Aim ::
Scan the lines below for the string "Poder" and copy every one that has it.

— start of Entries provided —

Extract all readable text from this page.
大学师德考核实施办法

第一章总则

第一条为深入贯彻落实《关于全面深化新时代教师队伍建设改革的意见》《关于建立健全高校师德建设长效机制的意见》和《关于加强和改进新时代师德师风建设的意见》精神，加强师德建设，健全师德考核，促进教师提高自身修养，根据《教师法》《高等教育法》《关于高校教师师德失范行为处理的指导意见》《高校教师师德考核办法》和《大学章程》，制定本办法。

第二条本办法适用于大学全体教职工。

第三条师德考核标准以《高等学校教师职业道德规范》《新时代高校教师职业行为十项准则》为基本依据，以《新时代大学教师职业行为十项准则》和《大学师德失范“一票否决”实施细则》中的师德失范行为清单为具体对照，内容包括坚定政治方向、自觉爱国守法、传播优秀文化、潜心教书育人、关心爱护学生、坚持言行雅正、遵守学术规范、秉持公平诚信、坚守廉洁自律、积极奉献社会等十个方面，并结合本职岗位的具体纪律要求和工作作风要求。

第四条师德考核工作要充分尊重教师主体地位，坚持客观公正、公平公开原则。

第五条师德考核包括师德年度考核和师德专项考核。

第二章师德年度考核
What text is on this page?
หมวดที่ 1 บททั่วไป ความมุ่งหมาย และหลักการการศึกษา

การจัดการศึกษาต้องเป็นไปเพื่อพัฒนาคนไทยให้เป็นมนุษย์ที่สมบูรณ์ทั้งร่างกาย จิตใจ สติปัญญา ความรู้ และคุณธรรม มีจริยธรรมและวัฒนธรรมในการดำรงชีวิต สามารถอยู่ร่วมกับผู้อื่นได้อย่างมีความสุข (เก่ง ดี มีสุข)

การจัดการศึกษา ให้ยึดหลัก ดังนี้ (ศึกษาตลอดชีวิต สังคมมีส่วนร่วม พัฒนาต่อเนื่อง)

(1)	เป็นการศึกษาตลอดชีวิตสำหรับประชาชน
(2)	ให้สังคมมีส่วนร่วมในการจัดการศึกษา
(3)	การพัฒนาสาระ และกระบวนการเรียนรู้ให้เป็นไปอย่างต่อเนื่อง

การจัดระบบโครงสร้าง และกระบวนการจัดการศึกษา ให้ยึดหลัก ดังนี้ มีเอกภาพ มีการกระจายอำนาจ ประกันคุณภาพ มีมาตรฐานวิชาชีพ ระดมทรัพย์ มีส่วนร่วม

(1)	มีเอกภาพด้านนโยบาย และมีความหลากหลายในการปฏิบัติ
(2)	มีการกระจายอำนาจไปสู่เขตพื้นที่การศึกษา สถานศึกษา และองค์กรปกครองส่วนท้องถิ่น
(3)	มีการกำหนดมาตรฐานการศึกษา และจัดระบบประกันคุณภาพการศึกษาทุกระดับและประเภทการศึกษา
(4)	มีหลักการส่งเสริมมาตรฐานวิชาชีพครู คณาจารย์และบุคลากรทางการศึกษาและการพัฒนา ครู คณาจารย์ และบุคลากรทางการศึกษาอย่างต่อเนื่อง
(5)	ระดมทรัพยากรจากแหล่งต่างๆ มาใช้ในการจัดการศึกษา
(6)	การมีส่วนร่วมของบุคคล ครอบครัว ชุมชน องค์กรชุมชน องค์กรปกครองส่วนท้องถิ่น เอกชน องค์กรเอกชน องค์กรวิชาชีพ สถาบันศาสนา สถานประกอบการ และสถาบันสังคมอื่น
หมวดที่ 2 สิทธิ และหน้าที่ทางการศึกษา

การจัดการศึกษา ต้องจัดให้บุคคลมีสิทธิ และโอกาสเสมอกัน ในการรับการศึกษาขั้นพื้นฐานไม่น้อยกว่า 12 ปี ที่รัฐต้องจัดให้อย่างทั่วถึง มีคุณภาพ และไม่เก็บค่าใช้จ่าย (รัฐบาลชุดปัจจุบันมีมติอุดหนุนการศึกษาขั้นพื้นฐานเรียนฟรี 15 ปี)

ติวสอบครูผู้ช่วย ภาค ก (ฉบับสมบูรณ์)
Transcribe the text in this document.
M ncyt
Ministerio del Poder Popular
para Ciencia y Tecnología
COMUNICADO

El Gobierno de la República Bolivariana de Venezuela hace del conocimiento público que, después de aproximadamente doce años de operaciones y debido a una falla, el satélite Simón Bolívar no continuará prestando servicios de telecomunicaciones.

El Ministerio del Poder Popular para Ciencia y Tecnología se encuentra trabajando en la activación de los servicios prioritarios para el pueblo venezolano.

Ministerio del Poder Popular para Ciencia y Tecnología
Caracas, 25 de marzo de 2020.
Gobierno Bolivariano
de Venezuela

— end of Entries provided —

Result ::
Ministerio del Poder Popular
El Ministerio del Poder Popular para Ciencia y Tecnología se encuentra trabajando en la activación de los servicios prioritarios para el pueblo venezolano.
Ministerio del Poder Popular para Ciencia y Tecnología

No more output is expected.